Task statement – Identify each line below that contains the word "अरबपत", and copy it out.
::: Recorded information
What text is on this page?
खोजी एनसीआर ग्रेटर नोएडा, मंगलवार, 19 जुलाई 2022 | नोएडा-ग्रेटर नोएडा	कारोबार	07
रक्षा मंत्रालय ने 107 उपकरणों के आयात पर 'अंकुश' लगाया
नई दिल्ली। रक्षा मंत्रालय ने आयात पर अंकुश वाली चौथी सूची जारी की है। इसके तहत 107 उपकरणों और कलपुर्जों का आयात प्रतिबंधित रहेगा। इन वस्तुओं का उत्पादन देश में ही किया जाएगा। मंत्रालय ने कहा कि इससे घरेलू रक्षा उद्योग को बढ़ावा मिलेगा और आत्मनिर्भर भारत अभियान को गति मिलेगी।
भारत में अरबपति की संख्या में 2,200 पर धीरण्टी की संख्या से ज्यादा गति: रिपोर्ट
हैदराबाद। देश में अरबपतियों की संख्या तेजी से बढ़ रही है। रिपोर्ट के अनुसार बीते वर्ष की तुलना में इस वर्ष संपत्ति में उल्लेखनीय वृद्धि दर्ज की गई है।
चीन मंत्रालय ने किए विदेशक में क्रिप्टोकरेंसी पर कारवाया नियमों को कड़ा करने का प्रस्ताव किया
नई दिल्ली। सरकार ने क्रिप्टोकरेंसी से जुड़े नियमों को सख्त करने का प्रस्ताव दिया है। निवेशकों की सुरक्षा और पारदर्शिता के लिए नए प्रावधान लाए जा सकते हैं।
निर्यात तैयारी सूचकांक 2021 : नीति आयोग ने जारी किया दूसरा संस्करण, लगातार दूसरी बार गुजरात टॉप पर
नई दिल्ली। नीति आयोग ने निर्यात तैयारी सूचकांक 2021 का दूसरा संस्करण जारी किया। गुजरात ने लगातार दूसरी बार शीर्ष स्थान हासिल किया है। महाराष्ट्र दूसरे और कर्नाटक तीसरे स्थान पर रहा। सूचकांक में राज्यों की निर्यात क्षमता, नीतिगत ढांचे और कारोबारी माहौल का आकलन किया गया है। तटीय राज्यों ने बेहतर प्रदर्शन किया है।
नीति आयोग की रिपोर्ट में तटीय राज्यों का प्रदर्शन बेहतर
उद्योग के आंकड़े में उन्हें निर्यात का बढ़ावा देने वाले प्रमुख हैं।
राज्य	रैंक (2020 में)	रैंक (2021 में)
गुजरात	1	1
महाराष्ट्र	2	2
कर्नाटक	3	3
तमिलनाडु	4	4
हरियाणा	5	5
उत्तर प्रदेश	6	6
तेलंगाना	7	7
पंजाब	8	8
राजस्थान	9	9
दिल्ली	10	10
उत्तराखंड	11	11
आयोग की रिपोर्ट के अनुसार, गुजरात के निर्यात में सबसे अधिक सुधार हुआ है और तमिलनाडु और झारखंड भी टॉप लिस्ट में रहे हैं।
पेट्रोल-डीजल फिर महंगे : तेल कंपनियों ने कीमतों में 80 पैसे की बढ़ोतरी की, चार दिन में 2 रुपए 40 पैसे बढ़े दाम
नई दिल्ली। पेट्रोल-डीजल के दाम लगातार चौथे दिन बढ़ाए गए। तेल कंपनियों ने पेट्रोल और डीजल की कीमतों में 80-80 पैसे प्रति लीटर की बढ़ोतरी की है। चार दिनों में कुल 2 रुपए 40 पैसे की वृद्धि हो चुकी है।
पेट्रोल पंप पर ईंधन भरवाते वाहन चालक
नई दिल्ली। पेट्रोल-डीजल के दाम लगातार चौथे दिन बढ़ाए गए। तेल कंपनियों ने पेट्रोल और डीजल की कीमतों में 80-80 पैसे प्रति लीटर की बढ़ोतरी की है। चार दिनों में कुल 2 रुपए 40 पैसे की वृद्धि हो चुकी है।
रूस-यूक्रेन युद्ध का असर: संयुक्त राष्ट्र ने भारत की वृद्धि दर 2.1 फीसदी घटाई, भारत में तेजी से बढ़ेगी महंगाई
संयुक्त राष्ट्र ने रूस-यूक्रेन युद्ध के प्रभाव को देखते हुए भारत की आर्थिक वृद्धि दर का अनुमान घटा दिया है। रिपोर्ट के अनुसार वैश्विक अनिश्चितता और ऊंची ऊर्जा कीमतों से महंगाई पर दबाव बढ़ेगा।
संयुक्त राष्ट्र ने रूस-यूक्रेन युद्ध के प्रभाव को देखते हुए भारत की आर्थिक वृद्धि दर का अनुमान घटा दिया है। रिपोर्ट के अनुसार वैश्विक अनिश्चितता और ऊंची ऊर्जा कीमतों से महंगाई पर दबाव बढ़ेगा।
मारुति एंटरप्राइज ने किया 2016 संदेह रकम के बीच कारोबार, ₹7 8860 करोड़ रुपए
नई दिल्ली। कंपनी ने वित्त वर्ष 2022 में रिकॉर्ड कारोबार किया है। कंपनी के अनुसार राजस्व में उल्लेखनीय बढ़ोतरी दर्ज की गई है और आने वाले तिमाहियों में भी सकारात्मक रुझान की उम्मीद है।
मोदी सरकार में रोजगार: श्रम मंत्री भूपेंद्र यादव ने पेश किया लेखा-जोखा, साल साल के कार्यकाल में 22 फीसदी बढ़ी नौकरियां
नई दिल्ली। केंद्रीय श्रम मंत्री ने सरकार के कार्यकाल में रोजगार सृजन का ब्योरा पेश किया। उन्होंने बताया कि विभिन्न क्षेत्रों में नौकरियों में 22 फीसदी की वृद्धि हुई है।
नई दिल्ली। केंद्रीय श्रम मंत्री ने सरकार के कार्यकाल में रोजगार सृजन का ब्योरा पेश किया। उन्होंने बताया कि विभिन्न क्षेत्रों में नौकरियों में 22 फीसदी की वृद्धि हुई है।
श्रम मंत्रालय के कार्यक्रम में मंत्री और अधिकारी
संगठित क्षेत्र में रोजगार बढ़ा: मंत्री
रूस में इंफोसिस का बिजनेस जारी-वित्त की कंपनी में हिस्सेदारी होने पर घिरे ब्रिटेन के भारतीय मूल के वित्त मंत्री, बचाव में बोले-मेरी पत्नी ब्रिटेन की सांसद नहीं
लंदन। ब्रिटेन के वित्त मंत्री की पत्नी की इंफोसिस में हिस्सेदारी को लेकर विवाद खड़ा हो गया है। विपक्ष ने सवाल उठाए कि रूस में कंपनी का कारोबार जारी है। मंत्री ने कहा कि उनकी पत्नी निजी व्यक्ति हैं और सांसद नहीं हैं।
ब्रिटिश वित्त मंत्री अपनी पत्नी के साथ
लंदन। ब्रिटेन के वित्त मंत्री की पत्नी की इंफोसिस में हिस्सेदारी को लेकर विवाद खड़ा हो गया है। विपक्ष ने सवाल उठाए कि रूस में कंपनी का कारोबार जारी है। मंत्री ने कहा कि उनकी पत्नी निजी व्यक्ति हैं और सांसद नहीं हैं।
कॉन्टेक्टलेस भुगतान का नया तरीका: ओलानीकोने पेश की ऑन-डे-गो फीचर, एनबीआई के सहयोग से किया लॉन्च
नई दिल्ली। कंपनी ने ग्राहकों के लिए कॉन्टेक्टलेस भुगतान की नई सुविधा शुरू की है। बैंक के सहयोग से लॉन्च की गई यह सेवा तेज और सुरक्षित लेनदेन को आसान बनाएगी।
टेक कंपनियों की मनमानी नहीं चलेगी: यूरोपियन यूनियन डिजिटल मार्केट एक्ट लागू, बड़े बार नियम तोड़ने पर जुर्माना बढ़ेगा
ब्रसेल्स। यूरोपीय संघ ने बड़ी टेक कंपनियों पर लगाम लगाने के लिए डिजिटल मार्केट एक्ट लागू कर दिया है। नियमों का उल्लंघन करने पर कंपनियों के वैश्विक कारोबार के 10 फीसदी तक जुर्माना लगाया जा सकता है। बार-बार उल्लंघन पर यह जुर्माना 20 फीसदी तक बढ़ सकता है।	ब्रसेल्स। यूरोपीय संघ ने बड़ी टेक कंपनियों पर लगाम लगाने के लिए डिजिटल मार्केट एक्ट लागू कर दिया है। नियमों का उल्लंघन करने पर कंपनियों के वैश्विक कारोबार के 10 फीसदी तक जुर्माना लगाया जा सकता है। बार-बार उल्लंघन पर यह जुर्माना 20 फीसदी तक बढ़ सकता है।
::::::
Solved problem –
भारत में अरबपति की संख्या में 2,200 पर धीरण्टी की संख्या से ज्यादा गति: रिपोर्ट
हैदराबाद। देश में अरबपतियों की संख्या तेजी से बढ़ रही है। रिपोर्ट के अनुसार बीते वर्ष की तुलना में इस वर्ष संपत्ति में उल्लेखनीय वृद्धि दर्ज की गई है।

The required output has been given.